*** Article
Re: [ jEdit-users ] Bug? Can you confirm it? (was Encoding autodetection for ... Python?)

From: <dal...@is...> - 2007-02-01 13:44:32

Slava Pestov wrote:
> You're exactly right. The best thing would be for people to gradually  
> transition to UTF16 and UTF8 and slowly phase out legacy encodings.
> 
> Slava
> 
> On 31-Jan-07, at 11:26 PM, Marcelo Vanzin wrote:
> 
>> I might be repeating myself here, but the problem with using  
>> encoding as
>> a buffer-local property embedded in the buffer is the "chicken and  
>> egg"

It is not really down to checkens and eggs ...

:encoding=windows-1250:

This line does not have any "strange" characters. And it never should 
have one. (Problem will emerge with strange encodings like Chinese or 
something like that, and feather will fly ...)
Now, file containing that line can be encoded in some one-byte or 
multy-byte encoding.
First try to recognize sequence ":encoding" in any one-byte encoding and 
if you succeed you won. You got encoding. No chickens, no eggs. No flue.
If you fail - try reading file as it is multy-byte encoded (UTF 
something). Go same way as described earlier. If sequence is not found 
after all the searches - it probably isn't in file.
******
*** Dataset content
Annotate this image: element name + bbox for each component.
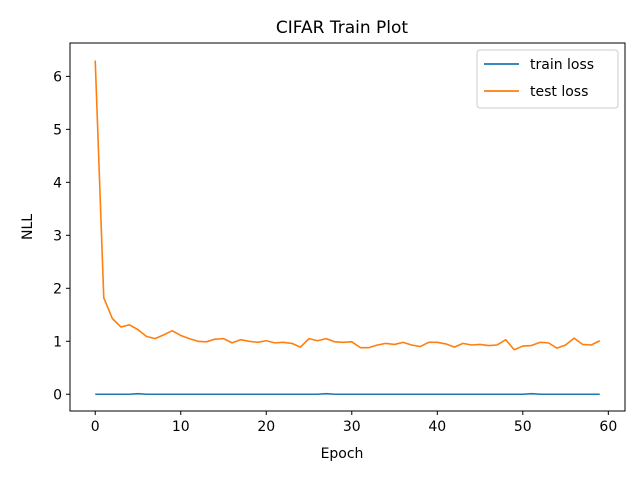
x-axis-label: Epoch: [321, 446, 364, 462]
legend-label: train loss: [530, 57, 594, 73]
series-line-test-loss: [94, 60, 601, 351]
y-tick-label: 4: [53, 175, 62, 191]
series-line-train-loss: [95, 392, 600, 396]
x-axis: 0 10 20 30 40 50 60: [91, 411, 617, 435]
x-tick-label: 60: [599, 419, 617, 435]
y-tick-label: 2: [53, 281, 62, 297]
x-tick-label: 0: [91, 419, 100, 435]
y-tick-label: 5: [53, 122, 62, 138]
x-tick-label: 30: [343, 419, 361, 435]
x-tick-label: 10: [172, 419, 190, 435]
x-tick-label: 50: [514, 419, 532, 435]
y-tick-label: 0: [53, 387, 62, 403]
y-tick-label: 3: [53, 228, 62, 244]
y-axis-label: NLL: [20, 214, 36, 240]
chart-title: CIFAR Train Plot: [276, 18, 409, 38]
plot-frame: [69, 42, 626, 412]
x-tick-label: 40: [428, 419, 446, 435]
y-tick-label: 6: [53, 69, 62, 85]
plot-lines: [94, 60, 601, 396]
legend: train loss test loss: [476, 49, 619, 109]
y-tick-label: 1: [53, 334, 62, 350]
y-axis: 0 1 2 3 4 5 6: [53, 69, 70, 403]
x-tick-label: 20: [257, 419, 275, 435]
legend-label: test loss: [530, 84, 588, 100]
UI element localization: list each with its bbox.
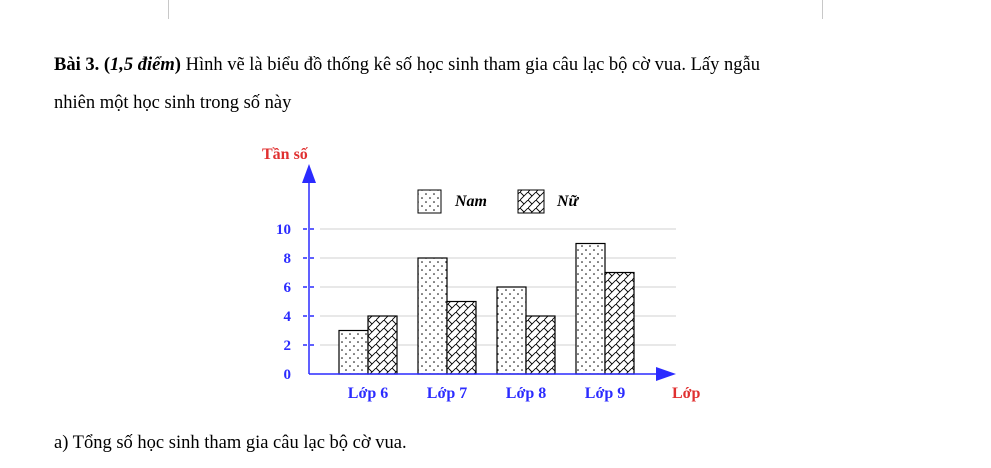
question-a: a) Tổng số học sinh tham gia câu lạc bộ … (54, 433, 407, 453)
problem-intro: Hình vẽ là biểu đồ thống kê số học sinh … (185, 55, 760, 75)
x-tick-label: Lớp 7 (427, 385, 467, 402)
page-margin-marker-left (168, 0, 169, 19)
y-tick-label: 2 (284, 338, 292, 354)
problem-line-1: Bài 3. (1,5 điểm) Hình vẽ là biểu đồ thố… (54, 55, 760, 75)
y-tick-label: 4 (284, 309, 292, 325)
legend-swatch-nam (417, 189, 442, 214)
legend-label-nu: Nữ (556, 193, 580, 210)
bar-crosshatch-1 (367, 315, 398, 375)
bar-crosshatch-4 (604, 271, 635, 375)
x-tick-label: Lớp 8 (506, 385, 546, 402)
x-axis-arrow-icon (656, 367, 676, 381)
legend-swatch-nu (517, 189, 545, 214)
y-tick-label: 0 (284, 367, 292, 383)
page-margin-marker-right (822, 0, 823, 19)
bar-dots-2 (417, 257, 448, 375)
x-tick-label: Lớp 9 (585, 385, 625, 402)
problem-label: Bài 3. (54, 55, 100, 75)
x-tick-label: Lớp 6 (348, 385, 388, 402)
bar-crosshatch-3 (525, 315, 556, 375)
legend-label-nam: Nam (454, 193, 487, 210)
bar-dots-3 (496, 286, 527, 375)
y-tick-label: 10 (276, 222, 291, 238)
x-axis-label: Lớp (672, 385, 701, 402)
bar-dots-4 (575, 242, 606, 375)
problem-line-2: nhiên một học sinh trong số này (54, 93, 292, 113)
y-axis-label: Tần số (262, 146, 309, 163)
bar-dots-1 (338, 329, 369, 375)
y-tick-label: 8 (284, 251, 292, 267)
y-tick-label: 6 (284, 280, 292, 296)
y-axis-arrow-icon (302, 164, 316, 183)
problem-points: 1,5 điểm (110, 55, 175, 75)
bar-crosshatch-2 (446, 300, 477, 375)
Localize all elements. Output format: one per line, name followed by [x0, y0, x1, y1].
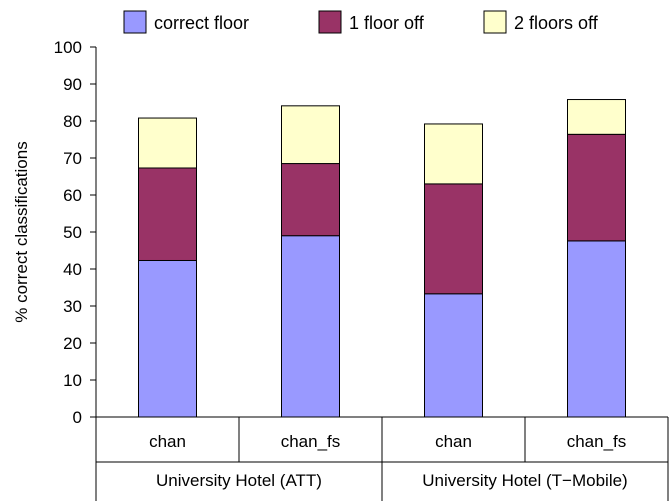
- bar-segment-2-floors-off: [424, 123, 483, 185]
- bar-segment-correct-floor: [567, 240, 626, 418]
- bar-segment-correct-floor: [281, 235, 340, 418]
- x-axis: chan chan_fs chan chan_fs University Hotel (…: [95, 416, 669, 501]
- legend-swatch: [483, 10, 507, 34]
- y-axis-label: % correct classifications: [12, 141, 31, 322]
- category-label: chan: [149, 432, 186, 451]
- y-tick-label: 0: [73, 408, 82, 427]
- legend: correct floor 1 floor off 2 floors off: [123, 10, 599, 34]
- group-label: University Hotel (T−Mobile): [422, 471, 627, 490]
- y-tick-label: 30: [63, 297, 82, 316]
- legend-label: 1 floor off: [349, 13, 425, 33]
- bar-segment-2-floors-off: [281, 105, 340, 165]
- legend-swatch: [318, 10, 342, 34]
- y-tick-label: 90: [63, 75, 82, 94]
- bar-segment-correct-floor: [138, 259, 197, 418]
- y-tick-label: 50: [63, 223, 82, 242]
- y-tick-label: 80: [63, 112, 82, 131]
- bar-segment-2-floors-off: [138, 117, 197, 169]
- group-label: University Hotel (ATT): [156, 471, 322, 490]
- bars: [138, 99, 626, 418]
- legend-label: correct floor: [154, 13, 249, 33]
- y-tick-label: 100: [54, 38, 82, 57]
- category-label: chan: [435, 432, 472, 451]
- bar-segment-correct-floor: [424, 293, 483, 418]
- legend-swatch: [123, 10, 147, 34]
- y-tick-label: 10: [63, 371, 82, 390]
- y-tick-label: 60: [63, 186, 82, 205]
- category-label: chan_fs: [281, 432, 341, 451]
- bar-segment-2-floors-off: [567, 99, 626, 135]
- bar-segment-1-floor-off: [567, 133, 626, 242]
- y-axis: 0 10 20 30 40 50 60 70 80 90 100: [54, 38, 97, 427]
- y-tick-label: 40: [63, 260, 82, 279]
- bar-segment-1-floor-off: [281, 163, 340, 237]
- legend-label: 2 floors off: [514, 13, 599, 33]
- category-label: chan_fs: [567, 432, 627, 451]
- y-tick-label: 70: [63, 149, 82, 168]
- y-tick-label: 20: [63, 334, 82, 353]
- bar-segment-1-floor-off: [138, 167, 197, 261]
- bar-segment-1-floor-off: [424, 183, 483, 295]
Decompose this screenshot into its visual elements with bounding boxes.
******
▶ **Set problem**:
Write out everything in the forum post above from "It is not really" down to "multy-byte encoding.", copying it word for word.

▶ **Answer for this exercise**:
It is not really down to checkens and eggs ...

:encoding=windows-1250:

This line does not have any "strange" characters. And it never should 
have one. (Problem will emerge with strange encodings like Chinese or 
something like that, and feather will fly ...)
Now, file containing that line can be encoded in some one-byte or 
multy-byte encoding.